EXERCISE: Only the number is wanted: how many lines hold the word "title"?

GIVEN ENTRIES:

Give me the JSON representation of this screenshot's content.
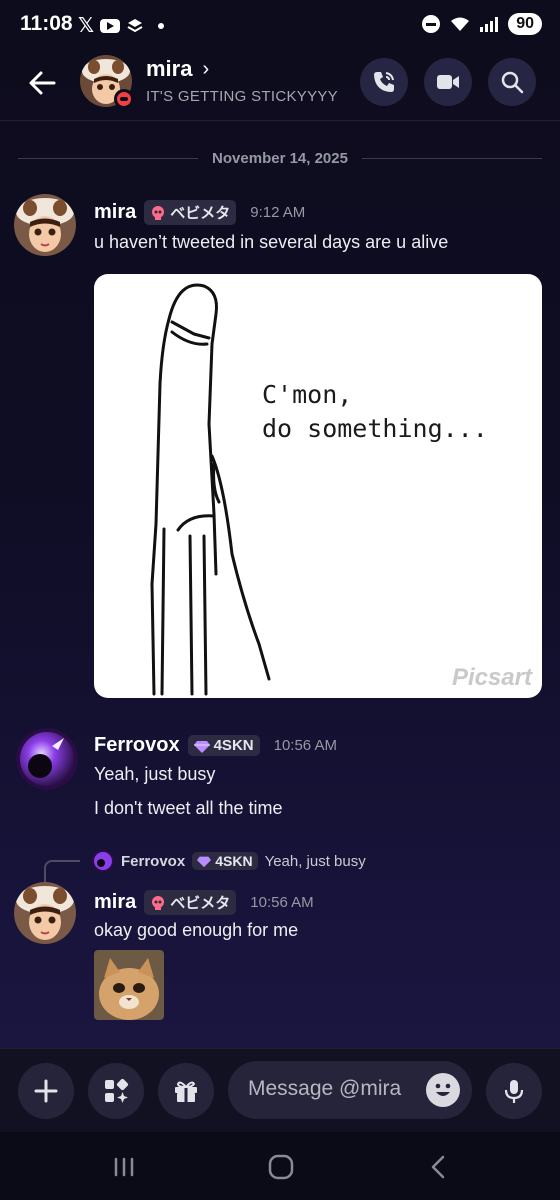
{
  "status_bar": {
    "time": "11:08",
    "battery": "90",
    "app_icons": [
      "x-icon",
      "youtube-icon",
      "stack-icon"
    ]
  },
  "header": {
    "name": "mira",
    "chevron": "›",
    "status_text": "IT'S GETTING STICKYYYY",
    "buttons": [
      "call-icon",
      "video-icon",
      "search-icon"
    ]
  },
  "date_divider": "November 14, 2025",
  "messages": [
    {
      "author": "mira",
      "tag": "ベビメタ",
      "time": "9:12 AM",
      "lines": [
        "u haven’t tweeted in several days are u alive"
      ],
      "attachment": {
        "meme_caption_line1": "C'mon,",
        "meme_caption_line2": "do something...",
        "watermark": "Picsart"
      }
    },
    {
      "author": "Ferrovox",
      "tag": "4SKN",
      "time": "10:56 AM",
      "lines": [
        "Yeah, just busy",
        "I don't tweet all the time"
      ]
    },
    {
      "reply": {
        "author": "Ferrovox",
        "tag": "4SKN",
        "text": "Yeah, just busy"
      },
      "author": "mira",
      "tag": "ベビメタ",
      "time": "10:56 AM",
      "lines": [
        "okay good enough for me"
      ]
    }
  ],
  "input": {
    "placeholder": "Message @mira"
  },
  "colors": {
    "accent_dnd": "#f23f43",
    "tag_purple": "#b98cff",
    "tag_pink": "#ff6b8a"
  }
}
--
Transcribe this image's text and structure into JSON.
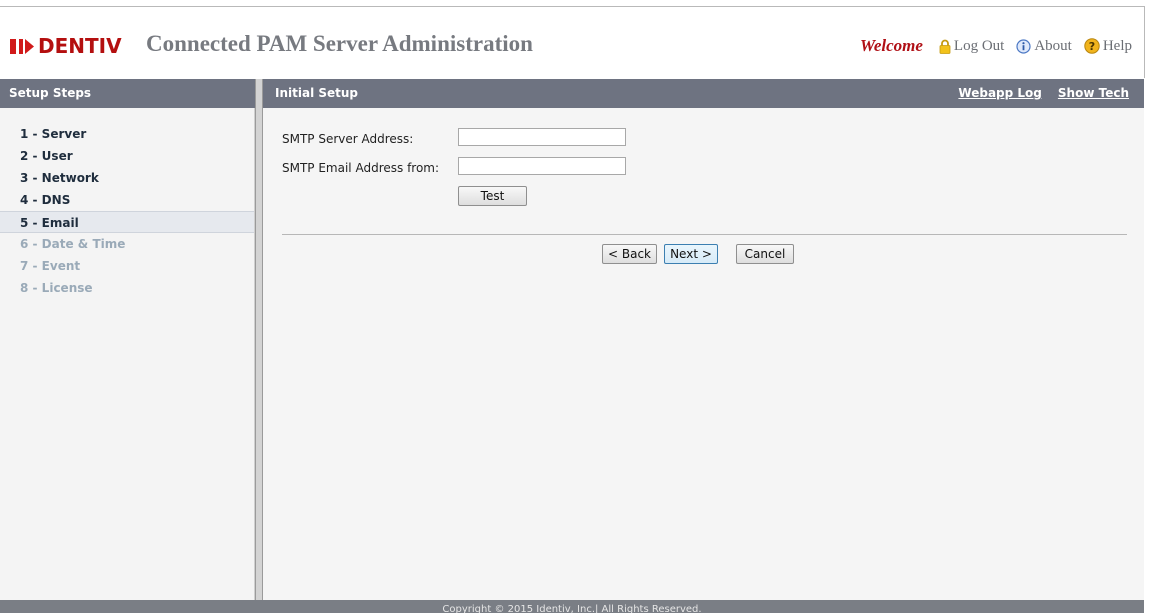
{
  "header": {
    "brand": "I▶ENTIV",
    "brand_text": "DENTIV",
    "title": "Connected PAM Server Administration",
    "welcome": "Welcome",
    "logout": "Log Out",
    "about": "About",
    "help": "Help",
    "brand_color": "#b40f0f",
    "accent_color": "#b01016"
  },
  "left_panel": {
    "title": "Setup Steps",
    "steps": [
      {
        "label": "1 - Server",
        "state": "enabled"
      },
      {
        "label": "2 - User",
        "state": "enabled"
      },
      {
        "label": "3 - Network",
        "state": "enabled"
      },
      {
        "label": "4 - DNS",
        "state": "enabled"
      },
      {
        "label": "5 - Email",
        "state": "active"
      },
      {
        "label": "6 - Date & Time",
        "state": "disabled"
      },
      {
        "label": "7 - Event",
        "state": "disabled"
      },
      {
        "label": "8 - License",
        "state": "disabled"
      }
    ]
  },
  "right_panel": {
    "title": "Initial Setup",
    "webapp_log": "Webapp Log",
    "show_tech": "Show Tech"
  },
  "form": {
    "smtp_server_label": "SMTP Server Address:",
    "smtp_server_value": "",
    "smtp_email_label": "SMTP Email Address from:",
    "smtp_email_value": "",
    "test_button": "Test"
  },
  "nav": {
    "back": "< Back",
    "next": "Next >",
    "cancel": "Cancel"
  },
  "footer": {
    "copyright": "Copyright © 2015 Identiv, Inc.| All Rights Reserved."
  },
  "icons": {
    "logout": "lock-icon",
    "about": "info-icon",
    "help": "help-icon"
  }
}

OUTPUT: 3